→ The problem:
Your answer should be one number: how many lines of the records hold the string "enchufe".

→ Entries provided:
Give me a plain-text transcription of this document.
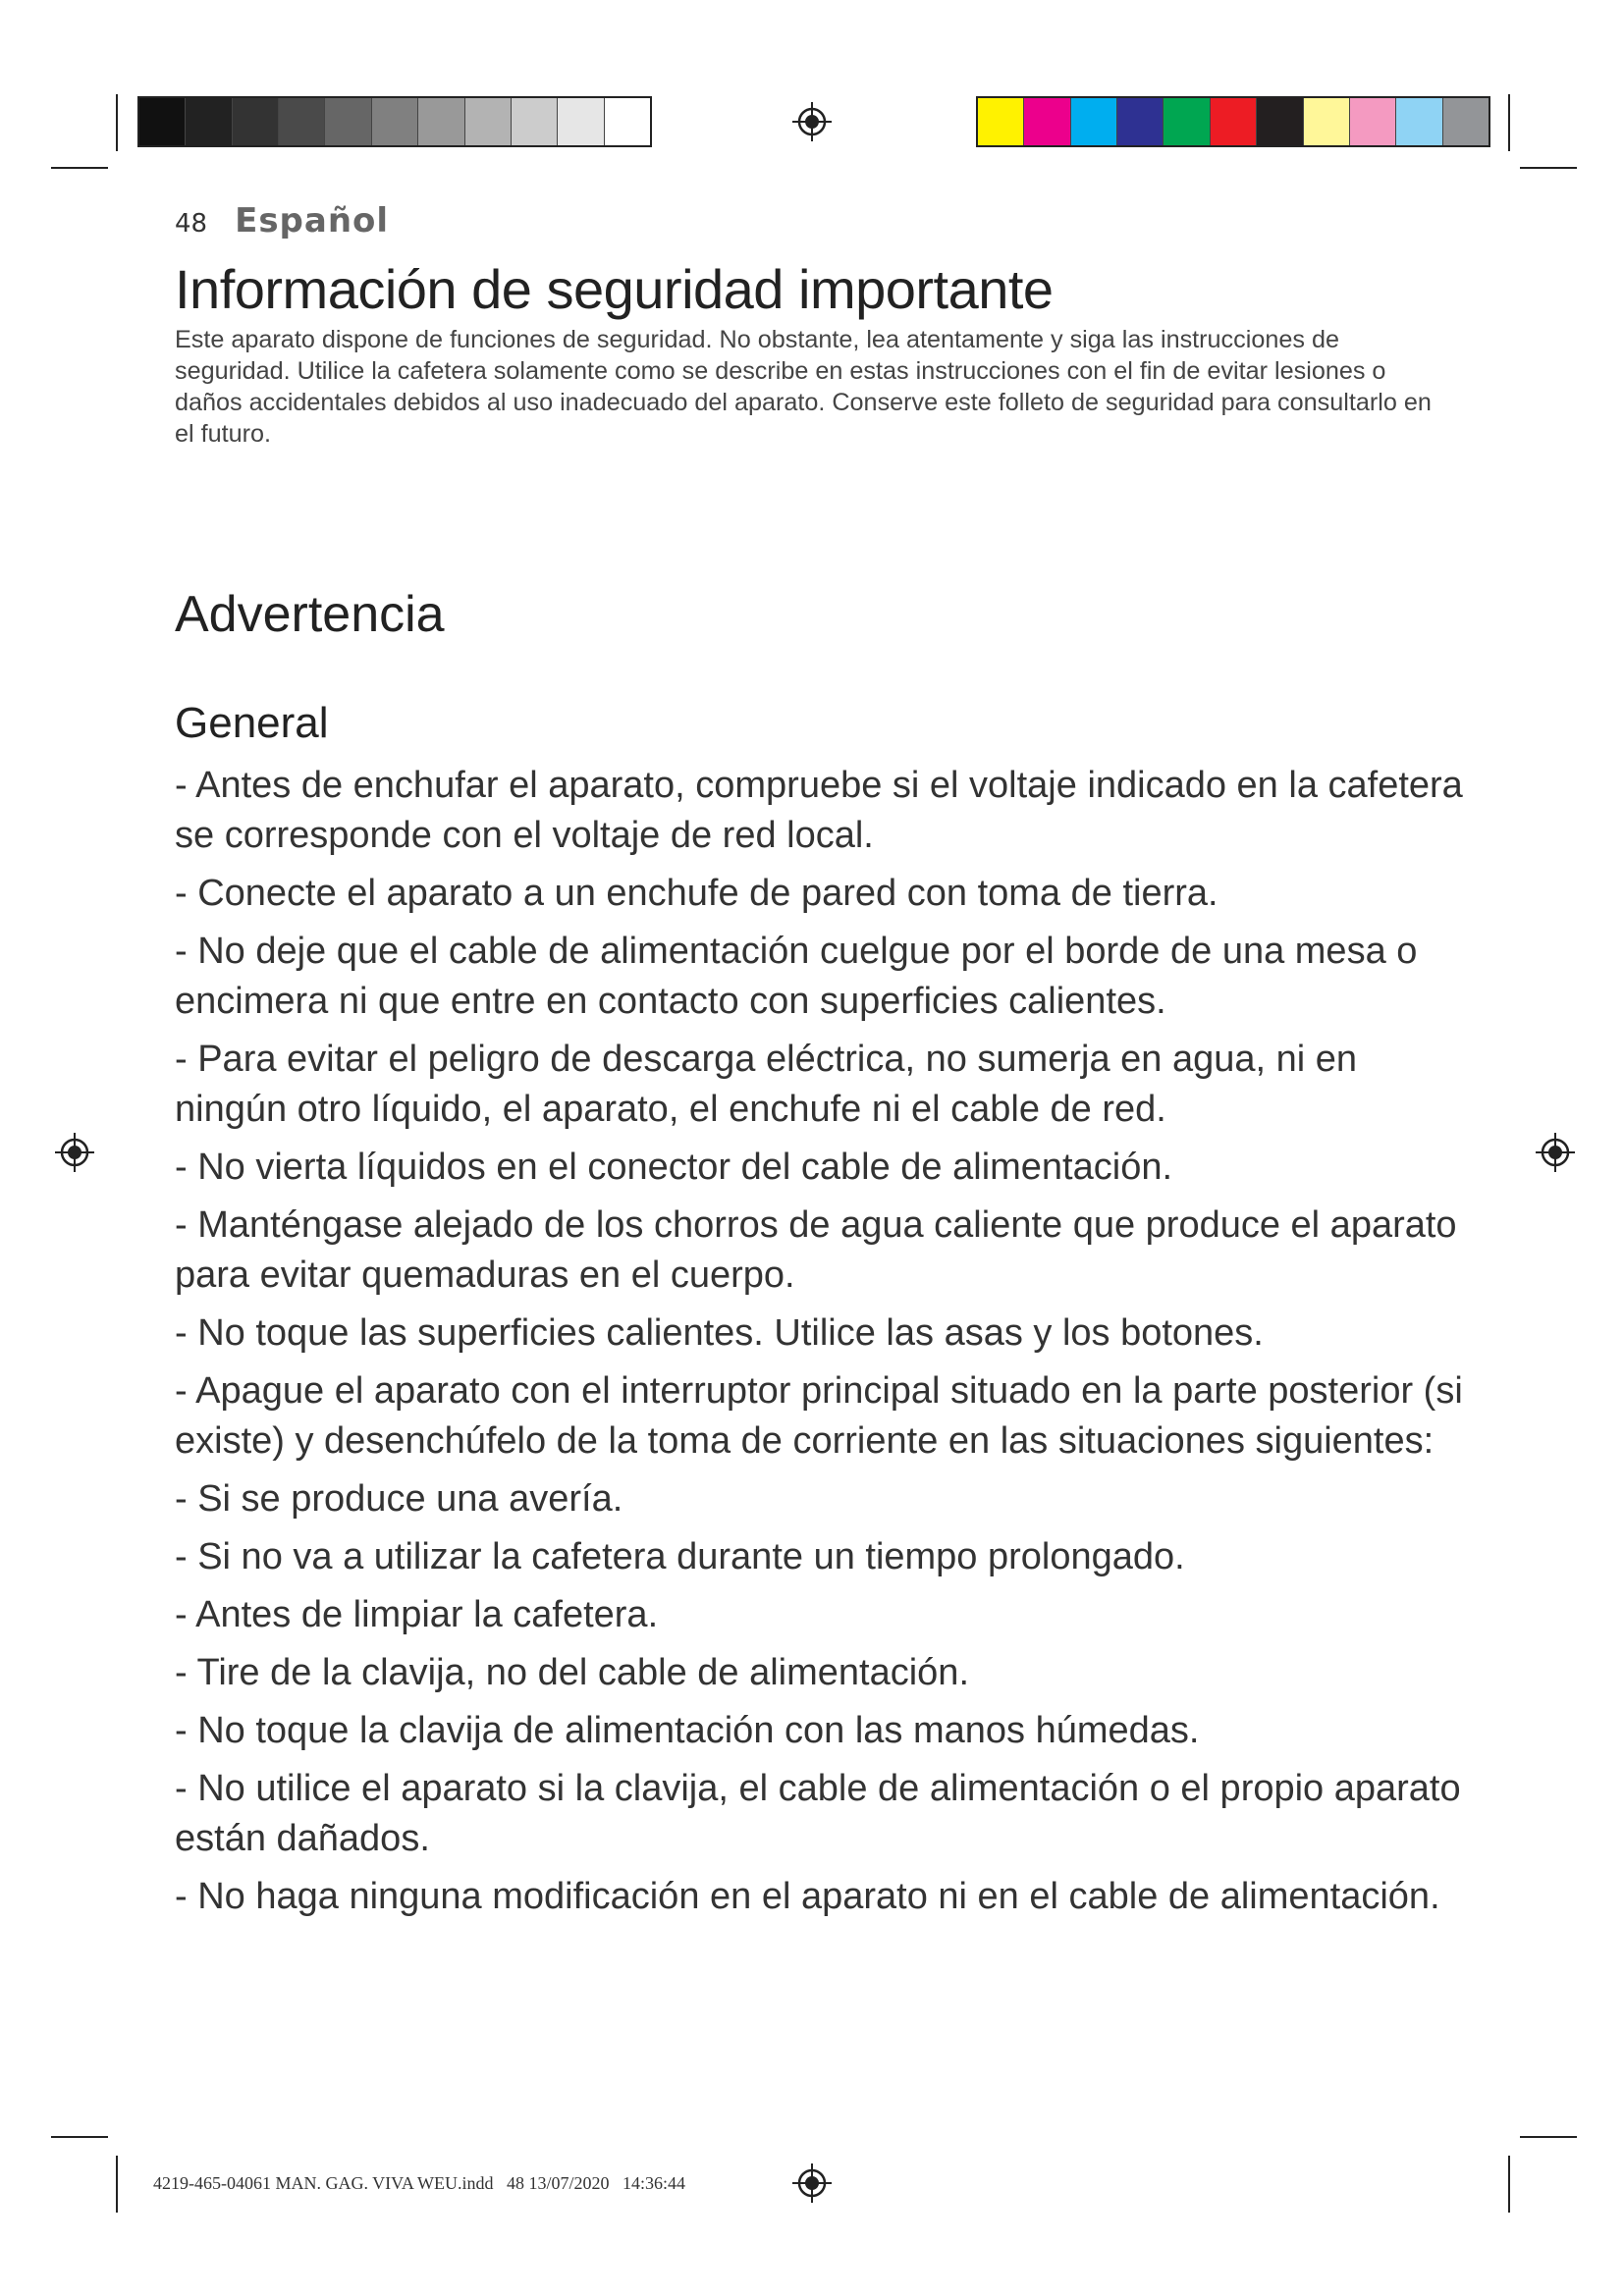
48 Español
Información de seguridad importante

Este aparato dispone de funciones de seguridad. No obstante, lea atentamente y siga las instrucciones de seguridad. Utilice la cafetera solamente como se describe en estas instrucciones con el fin de evitar lesiones o daños accidentales debidos al uso inadecuado del aparato. Conserve este folleto de seguridad para consultarlo en el futuro.

Advertencia
General
- Antes de enchufar el aparato, compruebe si el voltaje indicado en la cafetera se corresponde con el voltaje de red local.
- Conecte el aparato a un enchufe de pared con toma de tierra.
- No deje que el cable de alimentación cuelgue por el borde de una mesa o encimera ni que entre en contacto con superficies calientes.
- Para evitar el peligro de descarga eléctrica, no sumerja en agua, ni en ningún otro líquido, el aparato, el enchufe ni el cable de red.
- No vierta líquidos en el conector del cable de alimentación.
- Manténgase alejado de los chorros de agua caliente que produce el aparato para evitar quemaduras en el cuerpo.
- No toque las superficies calientes. Utilice las asas y los botones.
- Apague el aparato con el interruptor principal situado en la parte posterior (si existe) y desenchúfelo de la toma de corriente en las situaciones siguientes:
- Si se produce una avería.
- Si no va a utilizar la cafetera durante un tiempo prolongado.
- Antes de limpiar la cafetera.
- Tire de la clavija, no del cable de alimentación.
- No toque la clavija de alimentación con las manos húmedas.
- No utilice el aparato si la clavija, el cable de alimentación o el propio aparato están dañados.
- No haga ninguna modificación en el aparato ni en el cable de alimentación.
4219-465-04061 MAN. GAG. VIVA WEU.indd   48 13/07/2020   14:36:44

→ Exercise result:
2